[Begin Exercise data]
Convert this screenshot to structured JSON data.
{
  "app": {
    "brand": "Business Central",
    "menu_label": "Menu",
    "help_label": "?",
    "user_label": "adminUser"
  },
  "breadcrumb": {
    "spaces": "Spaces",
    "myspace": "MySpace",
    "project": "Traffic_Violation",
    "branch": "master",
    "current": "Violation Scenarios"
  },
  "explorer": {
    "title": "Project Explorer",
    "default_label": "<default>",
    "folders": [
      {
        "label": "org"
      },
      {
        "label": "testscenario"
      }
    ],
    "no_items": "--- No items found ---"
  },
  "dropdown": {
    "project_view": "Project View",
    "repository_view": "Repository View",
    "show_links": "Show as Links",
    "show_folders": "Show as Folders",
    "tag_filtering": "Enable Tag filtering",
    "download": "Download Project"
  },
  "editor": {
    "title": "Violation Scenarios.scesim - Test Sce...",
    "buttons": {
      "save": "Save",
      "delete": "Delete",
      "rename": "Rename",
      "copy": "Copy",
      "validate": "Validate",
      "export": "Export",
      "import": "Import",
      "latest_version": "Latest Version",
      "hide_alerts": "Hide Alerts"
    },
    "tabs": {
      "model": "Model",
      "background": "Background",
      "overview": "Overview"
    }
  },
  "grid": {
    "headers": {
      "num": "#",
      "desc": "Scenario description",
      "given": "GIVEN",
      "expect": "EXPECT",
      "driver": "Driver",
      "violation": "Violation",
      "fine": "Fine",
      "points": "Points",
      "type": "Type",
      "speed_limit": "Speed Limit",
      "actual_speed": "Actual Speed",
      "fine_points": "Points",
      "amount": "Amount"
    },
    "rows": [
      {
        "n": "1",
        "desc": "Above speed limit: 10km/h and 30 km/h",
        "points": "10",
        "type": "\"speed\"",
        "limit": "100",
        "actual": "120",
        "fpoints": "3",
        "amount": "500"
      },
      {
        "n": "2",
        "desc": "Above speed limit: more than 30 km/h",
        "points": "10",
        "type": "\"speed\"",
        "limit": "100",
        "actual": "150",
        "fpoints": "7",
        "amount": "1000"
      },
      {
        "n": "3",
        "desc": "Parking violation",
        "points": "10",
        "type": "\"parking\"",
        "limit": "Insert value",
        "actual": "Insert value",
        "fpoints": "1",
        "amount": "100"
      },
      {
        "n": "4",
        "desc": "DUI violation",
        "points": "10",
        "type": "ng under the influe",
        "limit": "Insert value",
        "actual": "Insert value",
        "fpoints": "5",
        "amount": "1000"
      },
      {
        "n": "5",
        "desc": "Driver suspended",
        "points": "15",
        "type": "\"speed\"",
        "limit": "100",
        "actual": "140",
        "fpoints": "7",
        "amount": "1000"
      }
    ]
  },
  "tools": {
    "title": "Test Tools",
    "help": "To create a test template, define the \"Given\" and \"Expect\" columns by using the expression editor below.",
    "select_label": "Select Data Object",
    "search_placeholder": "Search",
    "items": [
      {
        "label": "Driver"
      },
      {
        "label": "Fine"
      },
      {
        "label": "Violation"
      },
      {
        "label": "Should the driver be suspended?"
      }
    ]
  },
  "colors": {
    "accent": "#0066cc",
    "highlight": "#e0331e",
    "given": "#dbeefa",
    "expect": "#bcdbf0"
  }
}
[End Exercise data]
Instructions for the task. Give the material above again, word for word.

Task solution.
Convert this screenshot to structured JSON data.
{
  "app": {
    "brand": "Business Central",
    "menu_label": "Menu",
    "help_label": "?",
    "user_label": "adminUser"
  },
  "breadcrumb": {
    "spaces": "Spaces",
    "myspace": "MySpace",
    "project": "Traffic_Violation",
    "branch": "master",
    "current": "Violation Scenarios"
  },
  "explorer": {
    "title": "Project Explorer",
    "default_label": "<default>",
    "folders": [
      {
        "label": "org"
      },
      {
        "label": "testscenario"
      }
    ],
    "no_items": "--- No items found ---"
  },
  "dropdown": {
    "project_view": "Project View",
    "repository_view": "Repository View",
    "show_links": "Show as Links",
    "show_folders": "Show as Folders",
    "tag_filtering": "Enable Tag filtering",
    "download": "Download Project"
  },
  "editor": {
    "title": "Violation Scenarios.scesim - Test Sce...",
    "buttons": {
      "save": "Save",
      "delete": "Delete",
      "rename": "Rename",
      "copy": "Copy",
      "validate": "Validate",
      "export": "Export",
      "import": "Import",
      "latest_version": "Latest Version",
      "hide_alerts": "Hide Alerts"
    },
    "tabs": {
      "model": "Model",
      "background": "Background",
      "overview": "Overview"
    }
  },
  "grid": {
    "headers": {
      "num": "#",
      "desc": "Scenario description",
      "given": "GIVEN",
      "expect": "EXPECT",
      "driver": "Driver",
      "violation": "Violation",
      "fine": "Fine",
      "points": "Points",
      "type": "Type",
      "speed_limit": "Speed Limit",
      "actual_speed": "Actual Speed",
      "fine_points": "Points",
      "amount": "Amount"
    },
    "rows": [
      {
        "n": "1",
        "desc": "Above speed limit: 10km/h and 30 km/h",
        "points": "10",
        "type": "\"speed\"",
        "limit": "100",
        "actual": "120",
        "fpoints": "3",
        "amount": "500"
      },
      {
        "n": "2",
        "desc": "Above speed limit: more than 30 km/h",
        "points": "10",
        "type": "\"speed\"",
        "limit": "100",
        "actual": "150",
        "fpoints": "7",
        "amount": "1000"
      },
      {
        "n": "3",
        "desc": "Parking violation",
        "points": "10",
        "type": "\"parking\"",
        "limit": "Insert value",
        "actual": "Insert value",
        "fpoints": "1",
        "amount": "100"
      },
      {
        "n": "4",
        "desc": "DUI violation",
        "points": "10",
        "type": "ng under the influe",
        "limit": "Insert value",
        "actual": "Insert value",
        "fpoints": "5",
        "amount": "1000"
      },
      {
        "n": "5",
        "desc": "Driver suspended",
        "points": "15",
        "type": "\"speed\"",
        "limit": "100",
        "actual": "140",
        "fpoints": "7",
        "amount": "1000"
      }
    ]
  },
  "tools": {
    "title": "Test Tools",
    "help": "To create a test template, define the \"Given\" and \"Expect\" columns by using the expression editor below.",
    "select_label": "Select Data Object",
    "search_placeholder": "Search",
    "items": [
      {
        "label": "Driver"
      },
      {
        "label": "Fine"
      },
      {
        "label": "Violation"
      },
      {
        "label": "Should the driver be suspended?"
      }
    ]
  },
  "colors": {
    "accent": "#0066cc",
    "highlight": "#e0331e",
    "given": "#dbeefa",
    "expect": "#bcdbf0"
  }
}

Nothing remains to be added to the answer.